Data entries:

* START *

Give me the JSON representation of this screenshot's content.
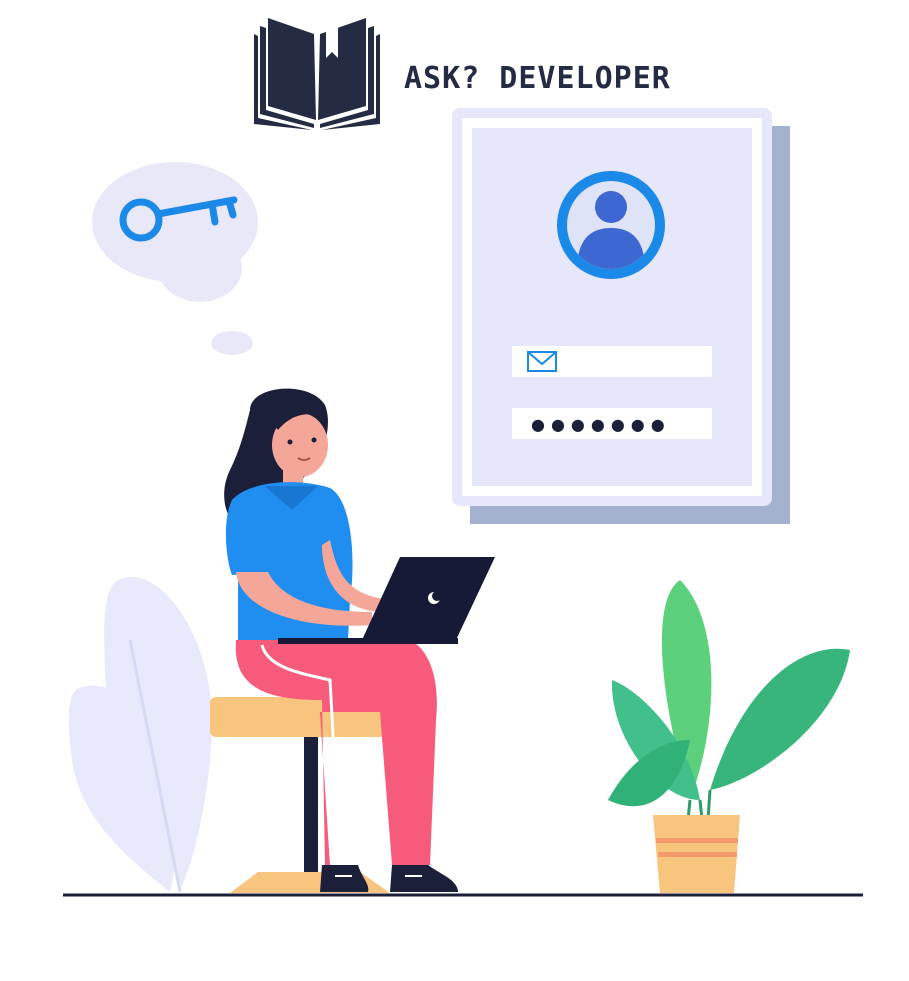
{
  "brand": {
    "name": "ASK? DEVELOPER",
    "logo_icon": "open-book-icon"
  },
  "login_card": {
    "avatar_icon": "user-avatar-icon",
    "email_field_icon": "envelope-icon",
    "email_value": "",
    "password_mask": "●●●●●●●"
  },
  "thought_bubble": {
    "icon": "key-icon"
  },
  "colors": {
    "brand_navy": "#262b44",
    "card_bg": "#e6e7fa",
    "card_shadow": "#a4b1cf",
    "accent_blue": "#1b89e8",
    "shirt": "#1f8ef0",
    "pants": "#f75b7c",
    "stool": "#f8c57e",
    "plant_green": "#3bbf82",
    "pot": "#f8c57e"
  }
}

* END *

> **What to work on**: Leaving the pictures aside, transcribe the entire listing exactly.

> **Answer**:
Give me the JSON representation of this screenshot's content.
{
  "brand": {
    "name": "ASK? DEVELOPER",
    "logo_icon": "open-book-icon"
  },
  "login_card": {
    "avatar_icon": "user-avatar-icon",
    "email_field_icon": "envelope-icon",
    "email_value": "",
    "password_mask": "●●●●●●●"
  },
  "thought_bubble": {
    "icon": "key-icon"
  },
  "colors": {
    "brand_navy": "#262b44",
    "card_bg": "#e6e7fa",
    "card_shadow": "#a4b1cf",
    "accent_blue": "#1b89e8",
    "shirt": "#1f8ef0",
    "pants": "#f75b7c",
    "stool": "#f8c57e",
    "plant_green": "#3bbf82",
    "pot": "#f8c57e"
  }
}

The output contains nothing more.